> Exercise: All records should be reproduced verbatim.

> Stored data:
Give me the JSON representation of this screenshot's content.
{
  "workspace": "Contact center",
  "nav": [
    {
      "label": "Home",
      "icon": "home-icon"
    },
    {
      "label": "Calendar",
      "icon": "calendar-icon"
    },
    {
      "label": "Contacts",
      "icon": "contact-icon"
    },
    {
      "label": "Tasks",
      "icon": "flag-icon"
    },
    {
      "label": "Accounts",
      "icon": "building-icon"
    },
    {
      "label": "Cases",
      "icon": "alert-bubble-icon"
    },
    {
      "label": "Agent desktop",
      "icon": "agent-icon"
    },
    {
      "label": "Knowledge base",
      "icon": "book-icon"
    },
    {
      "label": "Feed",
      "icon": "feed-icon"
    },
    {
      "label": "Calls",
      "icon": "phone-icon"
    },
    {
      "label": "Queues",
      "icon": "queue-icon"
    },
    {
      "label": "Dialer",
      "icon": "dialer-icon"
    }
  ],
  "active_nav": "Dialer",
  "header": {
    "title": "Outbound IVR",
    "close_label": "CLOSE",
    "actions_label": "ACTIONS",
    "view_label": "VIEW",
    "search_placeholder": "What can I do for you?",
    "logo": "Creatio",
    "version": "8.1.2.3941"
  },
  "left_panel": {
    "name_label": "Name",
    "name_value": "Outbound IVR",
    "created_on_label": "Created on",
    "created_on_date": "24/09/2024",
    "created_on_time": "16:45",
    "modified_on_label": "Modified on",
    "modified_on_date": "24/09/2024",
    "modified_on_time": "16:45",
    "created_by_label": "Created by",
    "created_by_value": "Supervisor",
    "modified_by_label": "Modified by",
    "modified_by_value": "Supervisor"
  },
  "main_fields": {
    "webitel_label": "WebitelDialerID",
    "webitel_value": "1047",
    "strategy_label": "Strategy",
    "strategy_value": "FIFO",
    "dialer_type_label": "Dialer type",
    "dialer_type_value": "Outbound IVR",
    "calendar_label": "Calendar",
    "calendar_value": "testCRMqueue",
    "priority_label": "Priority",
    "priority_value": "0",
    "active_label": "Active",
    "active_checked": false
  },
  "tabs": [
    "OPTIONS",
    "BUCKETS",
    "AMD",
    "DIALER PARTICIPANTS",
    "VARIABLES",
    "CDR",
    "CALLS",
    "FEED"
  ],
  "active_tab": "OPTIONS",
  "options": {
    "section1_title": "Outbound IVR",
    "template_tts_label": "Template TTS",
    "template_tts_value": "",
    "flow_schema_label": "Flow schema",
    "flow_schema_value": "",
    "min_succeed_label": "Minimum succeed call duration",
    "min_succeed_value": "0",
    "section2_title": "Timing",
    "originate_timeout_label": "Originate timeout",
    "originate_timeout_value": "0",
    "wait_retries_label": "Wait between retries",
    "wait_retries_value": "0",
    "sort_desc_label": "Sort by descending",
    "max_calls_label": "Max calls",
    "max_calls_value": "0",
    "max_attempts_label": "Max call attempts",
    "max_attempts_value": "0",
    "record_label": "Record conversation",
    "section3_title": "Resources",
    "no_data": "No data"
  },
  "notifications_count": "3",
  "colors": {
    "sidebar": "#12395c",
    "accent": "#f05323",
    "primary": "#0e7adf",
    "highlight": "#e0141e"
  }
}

> Written answer:
Give me the JSON representation of this screenshot's content.
{
  "workspace": "Contact center",
  "nav": [
    {
      "label": "Home",
      "icon": "home-icon"
    },
    {
      "label": "Calendar",
      "icon": "calendar-icon"
    },
    {
      "label": "Contacts",
      "icon": "contact-icon"
    },
    {
      "label": "Tasks",
      "icon": "flag-icon"
    },
    {
      "label": "Accounts",
      "icon": "building-icon"
    },
    {
      "label": "Cases",
      "icon": "alert-bubble-icon"
    },
    {
      "label": "Agent desktop",
      "icon": "agent-icon"
    },
    {
      "label": "Knowledge base",
      "icon": "book-icon"
    },
    {
      "label": "Feed",
      "icon": "feed-icon"
    },
    {
      "label": "Calls",
      "icon": "phone-icon"
    },
    {
      "label": "Queues",
      "icon": "queue-icon"
    },
    {
      "label": "Dialer",
      "icon": "dialer-icon"
    }
  ],
  "active_nav": "Dialer",
  "header": {
    "title": "Outbound IVR",
    "close_label": "CLOSE",
    "actions_label": "ACTIONS",
    "view_label": "VIEW",
    "search_placeholder": "What can I do for you?",
    "logo": "Creatio",
    "version": "8.1.2.3941"
  },
  "left_panel": {
    "name_label": "Name",
    "name_value": "Outbound IVR",
    "created_on_label": "Created on",
    "created_on_date": "24/09/2024",
    "created_on_time": "16:45",
    "modified_on_label": "Modified on",
    "modified_on_date": "24/09/2024",
    "modified_on_time": "16:45",
    "created_by_label": "Created by",
    "created_by_value": "Supervisor",
    "modified_by_label": "Modified by",
    "modified_by_value": "Supervisor"
  },
  "main_fields": {
    "webitel_label": "WebitelDialerID",
    "webitel_value": "1047",
    "strategy_label": "Strategy",
    "strategy_value": "FIFO",
    "dialer_type_label": "Dialer type",
    "dialer_type_value": "Outbound IVR",
    "calendar_label": "Calendar",
    "calendar_value": "testCRMqueue",
    "priority_label": "Priority",
    "priority_value": "0",
    "active_label": "Active",
    "active_checked": false
  },
  "tabs": [
    "OPTIONS",
    "BUCKETS",
    "AMD",
    "DIALER PARTICIPANTS",
    "VARIABLES",
    "CDR",
    "CALLS",
    "FEED"
  ],
  "active_tab": "OPTIONS",
  "options": {
    "section1_title": "Outbound IVR",
    "template_tts_label": "Template TTS",
    "template_tts_value": "",
    "flow_schema_label": "Flow schema",
    "flow_schema_value": "",
    "min_succeed_label": "Minimum succeed call duration",
    "min_succeed_value": "0",
    "section2_title": "Timing",
    "originate_timeout_label": "Originate timeout",
    "originate_timeout_value": "0",
    "wait_retries_label": "Wait between retries",
    "wait_retries_value": "0",
    "sort_desc_label": "Sort by descending",
    "max_calls_label": "Max calls",
    "max_calls_value": "0",
    "max_attempts_label": "Max call attempts",
    "max_attempts_value": "0",
    "record_label": "Record conversation",
    "section3_title": "Resources",
    "no_data": "No data"
  },
  "notifications_count": "3",
  "colors": {
    "sidebar": "#12395c",
    "accent": "#f05323",
    "primary": "#0e7adf",
    "highlight": "#e0141e"
  }
}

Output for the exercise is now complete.